[Records contained in a dataset]
□ □ □
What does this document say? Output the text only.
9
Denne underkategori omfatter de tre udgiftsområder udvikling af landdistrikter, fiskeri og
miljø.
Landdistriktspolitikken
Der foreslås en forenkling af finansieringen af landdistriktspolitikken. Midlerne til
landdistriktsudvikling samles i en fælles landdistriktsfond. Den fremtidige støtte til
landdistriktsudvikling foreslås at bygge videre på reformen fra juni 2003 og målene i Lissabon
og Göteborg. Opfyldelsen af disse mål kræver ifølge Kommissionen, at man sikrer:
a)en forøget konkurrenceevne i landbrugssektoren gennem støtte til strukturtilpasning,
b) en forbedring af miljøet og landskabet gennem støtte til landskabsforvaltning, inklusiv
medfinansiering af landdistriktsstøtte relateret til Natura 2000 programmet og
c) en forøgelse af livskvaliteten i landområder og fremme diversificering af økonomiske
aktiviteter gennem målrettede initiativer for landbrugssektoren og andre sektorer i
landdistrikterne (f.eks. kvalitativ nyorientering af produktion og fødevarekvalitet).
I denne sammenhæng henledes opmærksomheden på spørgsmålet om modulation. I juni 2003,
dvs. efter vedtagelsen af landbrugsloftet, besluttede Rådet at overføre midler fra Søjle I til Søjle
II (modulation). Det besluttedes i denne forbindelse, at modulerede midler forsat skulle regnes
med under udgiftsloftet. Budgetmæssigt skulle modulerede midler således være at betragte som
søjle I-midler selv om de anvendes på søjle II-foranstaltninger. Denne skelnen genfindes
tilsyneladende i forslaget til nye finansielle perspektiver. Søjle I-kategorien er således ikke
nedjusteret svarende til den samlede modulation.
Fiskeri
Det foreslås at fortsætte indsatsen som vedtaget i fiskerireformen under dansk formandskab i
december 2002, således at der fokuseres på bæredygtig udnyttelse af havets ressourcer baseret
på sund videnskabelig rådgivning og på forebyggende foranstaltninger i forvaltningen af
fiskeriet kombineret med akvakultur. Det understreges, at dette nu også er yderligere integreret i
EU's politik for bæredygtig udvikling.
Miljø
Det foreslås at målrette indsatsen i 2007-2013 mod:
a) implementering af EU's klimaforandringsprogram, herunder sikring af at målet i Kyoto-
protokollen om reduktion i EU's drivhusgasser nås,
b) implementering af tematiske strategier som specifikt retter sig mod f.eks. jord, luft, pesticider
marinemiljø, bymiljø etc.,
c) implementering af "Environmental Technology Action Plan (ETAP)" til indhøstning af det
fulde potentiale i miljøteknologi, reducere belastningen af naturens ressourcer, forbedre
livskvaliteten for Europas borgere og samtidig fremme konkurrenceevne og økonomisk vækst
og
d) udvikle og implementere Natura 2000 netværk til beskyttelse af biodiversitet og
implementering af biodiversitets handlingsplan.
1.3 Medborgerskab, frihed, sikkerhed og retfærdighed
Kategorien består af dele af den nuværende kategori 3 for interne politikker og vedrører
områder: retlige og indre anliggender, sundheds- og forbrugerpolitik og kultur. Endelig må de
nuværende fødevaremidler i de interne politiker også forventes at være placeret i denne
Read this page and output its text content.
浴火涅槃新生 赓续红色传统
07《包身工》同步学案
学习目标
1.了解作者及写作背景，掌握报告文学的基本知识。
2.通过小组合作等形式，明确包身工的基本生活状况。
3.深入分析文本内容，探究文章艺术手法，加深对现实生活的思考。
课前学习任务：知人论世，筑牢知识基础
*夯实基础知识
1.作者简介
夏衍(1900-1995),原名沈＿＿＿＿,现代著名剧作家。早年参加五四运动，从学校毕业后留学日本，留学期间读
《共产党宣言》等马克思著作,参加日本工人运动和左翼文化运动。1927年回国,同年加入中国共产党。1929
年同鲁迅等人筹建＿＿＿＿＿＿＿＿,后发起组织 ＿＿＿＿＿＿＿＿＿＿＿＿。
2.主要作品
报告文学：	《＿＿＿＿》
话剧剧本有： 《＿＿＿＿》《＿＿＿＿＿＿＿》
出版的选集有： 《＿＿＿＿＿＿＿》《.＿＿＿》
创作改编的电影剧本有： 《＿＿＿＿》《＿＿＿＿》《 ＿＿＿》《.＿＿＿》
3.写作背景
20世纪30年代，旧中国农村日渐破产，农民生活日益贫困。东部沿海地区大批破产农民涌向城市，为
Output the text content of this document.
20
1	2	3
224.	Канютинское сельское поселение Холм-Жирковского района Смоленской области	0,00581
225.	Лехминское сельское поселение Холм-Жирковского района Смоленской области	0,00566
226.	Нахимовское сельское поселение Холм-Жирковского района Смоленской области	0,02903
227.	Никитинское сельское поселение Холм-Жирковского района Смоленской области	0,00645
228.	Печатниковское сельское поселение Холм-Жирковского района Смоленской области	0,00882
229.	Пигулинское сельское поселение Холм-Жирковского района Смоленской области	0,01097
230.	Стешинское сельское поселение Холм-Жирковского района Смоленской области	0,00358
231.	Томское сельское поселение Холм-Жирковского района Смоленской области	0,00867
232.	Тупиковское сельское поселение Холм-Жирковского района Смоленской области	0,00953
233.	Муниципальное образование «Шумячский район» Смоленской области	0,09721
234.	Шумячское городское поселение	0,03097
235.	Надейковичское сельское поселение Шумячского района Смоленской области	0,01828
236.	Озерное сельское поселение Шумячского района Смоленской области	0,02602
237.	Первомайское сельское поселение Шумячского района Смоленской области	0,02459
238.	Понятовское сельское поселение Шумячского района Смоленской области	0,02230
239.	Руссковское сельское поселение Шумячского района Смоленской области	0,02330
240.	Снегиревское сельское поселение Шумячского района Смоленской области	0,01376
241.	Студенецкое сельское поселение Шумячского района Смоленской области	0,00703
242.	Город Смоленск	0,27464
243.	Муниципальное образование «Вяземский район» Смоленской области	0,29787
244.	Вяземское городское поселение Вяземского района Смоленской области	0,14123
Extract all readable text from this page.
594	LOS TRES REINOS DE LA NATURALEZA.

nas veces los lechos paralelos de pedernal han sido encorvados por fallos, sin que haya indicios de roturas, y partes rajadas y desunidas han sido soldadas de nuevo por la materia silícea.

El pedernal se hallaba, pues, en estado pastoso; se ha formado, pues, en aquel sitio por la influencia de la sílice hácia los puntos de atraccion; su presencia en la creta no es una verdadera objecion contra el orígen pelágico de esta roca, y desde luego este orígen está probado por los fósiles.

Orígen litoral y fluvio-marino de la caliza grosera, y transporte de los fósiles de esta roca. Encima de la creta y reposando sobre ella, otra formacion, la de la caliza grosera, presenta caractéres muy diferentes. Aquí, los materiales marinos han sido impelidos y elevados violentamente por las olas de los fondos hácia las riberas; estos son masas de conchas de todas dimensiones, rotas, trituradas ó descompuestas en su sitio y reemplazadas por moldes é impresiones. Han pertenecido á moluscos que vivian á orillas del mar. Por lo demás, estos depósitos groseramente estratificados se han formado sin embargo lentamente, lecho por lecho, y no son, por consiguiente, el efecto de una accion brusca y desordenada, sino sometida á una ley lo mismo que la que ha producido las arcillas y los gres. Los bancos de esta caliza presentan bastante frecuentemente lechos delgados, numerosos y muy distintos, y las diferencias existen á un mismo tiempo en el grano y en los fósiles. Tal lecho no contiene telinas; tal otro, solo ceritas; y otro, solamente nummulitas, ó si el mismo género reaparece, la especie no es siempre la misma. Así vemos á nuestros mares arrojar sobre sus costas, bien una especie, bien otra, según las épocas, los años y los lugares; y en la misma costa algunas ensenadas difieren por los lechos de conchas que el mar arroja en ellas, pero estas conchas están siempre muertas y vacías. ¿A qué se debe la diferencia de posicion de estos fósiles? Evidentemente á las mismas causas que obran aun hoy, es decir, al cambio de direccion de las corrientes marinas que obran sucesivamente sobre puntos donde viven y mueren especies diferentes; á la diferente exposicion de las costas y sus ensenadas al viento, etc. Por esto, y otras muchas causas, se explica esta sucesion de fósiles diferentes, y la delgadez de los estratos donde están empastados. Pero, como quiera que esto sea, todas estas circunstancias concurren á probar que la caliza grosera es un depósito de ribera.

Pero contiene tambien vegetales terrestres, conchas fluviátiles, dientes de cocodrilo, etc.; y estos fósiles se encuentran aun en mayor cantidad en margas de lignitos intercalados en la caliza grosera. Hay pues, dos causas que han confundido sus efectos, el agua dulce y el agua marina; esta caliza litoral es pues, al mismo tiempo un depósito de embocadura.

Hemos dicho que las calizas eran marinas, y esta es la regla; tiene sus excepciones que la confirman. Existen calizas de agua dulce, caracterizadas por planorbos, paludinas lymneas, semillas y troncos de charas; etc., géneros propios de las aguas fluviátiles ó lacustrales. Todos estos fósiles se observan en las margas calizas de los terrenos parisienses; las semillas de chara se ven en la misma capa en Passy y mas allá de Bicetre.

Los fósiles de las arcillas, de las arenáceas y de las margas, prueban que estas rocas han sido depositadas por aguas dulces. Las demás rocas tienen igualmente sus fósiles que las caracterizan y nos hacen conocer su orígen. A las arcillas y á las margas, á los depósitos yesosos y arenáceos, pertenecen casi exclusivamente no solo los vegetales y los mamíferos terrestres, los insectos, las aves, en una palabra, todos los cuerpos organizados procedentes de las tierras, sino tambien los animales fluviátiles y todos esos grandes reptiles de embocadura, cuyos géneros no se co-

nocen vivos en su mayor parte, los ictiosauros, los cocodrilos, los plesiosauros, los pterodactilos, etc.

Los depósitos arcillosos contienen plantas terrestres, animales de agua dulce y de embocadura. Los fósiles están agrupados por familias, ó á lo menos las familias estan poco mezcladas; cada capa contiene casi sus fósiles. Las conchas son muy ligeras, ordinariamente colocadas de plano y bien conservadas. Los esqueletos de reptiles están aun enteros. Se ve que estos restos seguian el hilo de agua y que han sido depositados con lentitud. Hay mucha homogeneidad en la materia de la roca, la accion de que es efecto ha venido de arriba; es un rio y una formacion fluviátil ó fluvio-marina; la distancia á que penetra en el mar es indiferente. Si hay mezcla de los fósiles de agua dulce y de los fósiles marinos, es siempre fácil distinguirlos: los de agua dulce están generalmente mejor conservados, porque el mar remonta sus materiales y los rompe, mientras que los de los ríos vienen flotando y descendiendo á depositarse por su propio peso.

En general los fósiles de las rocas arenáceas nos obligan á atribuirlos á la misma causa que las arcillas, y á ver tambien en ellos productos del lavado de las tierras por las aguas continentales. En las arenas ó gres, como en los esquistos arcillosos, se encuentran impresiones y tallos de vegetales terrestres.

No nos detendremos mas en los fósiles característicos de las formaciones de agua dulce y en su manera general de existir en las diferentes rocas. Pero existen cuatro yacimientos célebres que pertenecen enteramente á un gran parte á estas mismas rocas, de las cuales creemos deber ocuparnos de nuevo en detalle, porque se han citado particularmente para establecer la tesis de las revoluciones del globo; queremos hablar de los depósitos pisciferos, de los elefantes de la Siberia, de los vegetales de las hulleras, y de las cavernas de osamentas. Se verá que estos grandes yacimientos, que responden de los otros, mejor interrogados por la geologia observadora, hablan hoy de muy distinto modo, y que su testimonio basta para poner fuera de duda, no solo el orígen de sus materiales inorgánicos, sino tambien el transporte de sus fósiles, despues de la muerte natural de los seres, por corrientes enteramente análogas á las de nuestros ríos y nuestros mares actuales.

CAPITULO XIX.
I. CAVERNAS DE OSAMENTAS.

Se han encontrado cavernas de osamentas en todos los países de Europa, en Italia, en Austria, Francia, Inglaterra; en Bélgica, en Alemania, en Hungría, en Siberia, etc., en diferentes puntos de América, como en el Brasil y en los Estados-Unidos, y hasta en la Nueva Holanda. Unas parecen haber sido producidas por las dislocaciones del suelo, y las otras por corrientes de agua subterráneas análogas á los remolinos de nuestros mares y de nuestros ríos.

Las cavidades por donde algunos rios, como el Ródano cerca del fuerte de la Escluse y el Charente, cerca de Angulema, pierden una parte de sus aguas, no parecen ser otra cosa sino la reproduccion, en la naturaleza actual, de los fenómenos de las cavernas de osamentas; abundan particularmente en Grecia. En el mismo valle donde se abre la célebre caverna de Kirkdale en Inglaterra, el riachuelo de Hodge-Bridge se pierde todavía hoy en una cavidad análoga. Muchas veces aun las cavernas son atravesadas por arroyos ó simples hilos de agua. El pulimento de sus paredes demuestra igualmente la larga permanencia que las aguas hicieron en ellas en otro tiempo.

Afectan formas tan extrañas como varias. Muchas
□ □ □
JOB: Above are lines of data; state how many of them contain the word "konkurrenceevne", with no other output.

FINAL RESULT: 2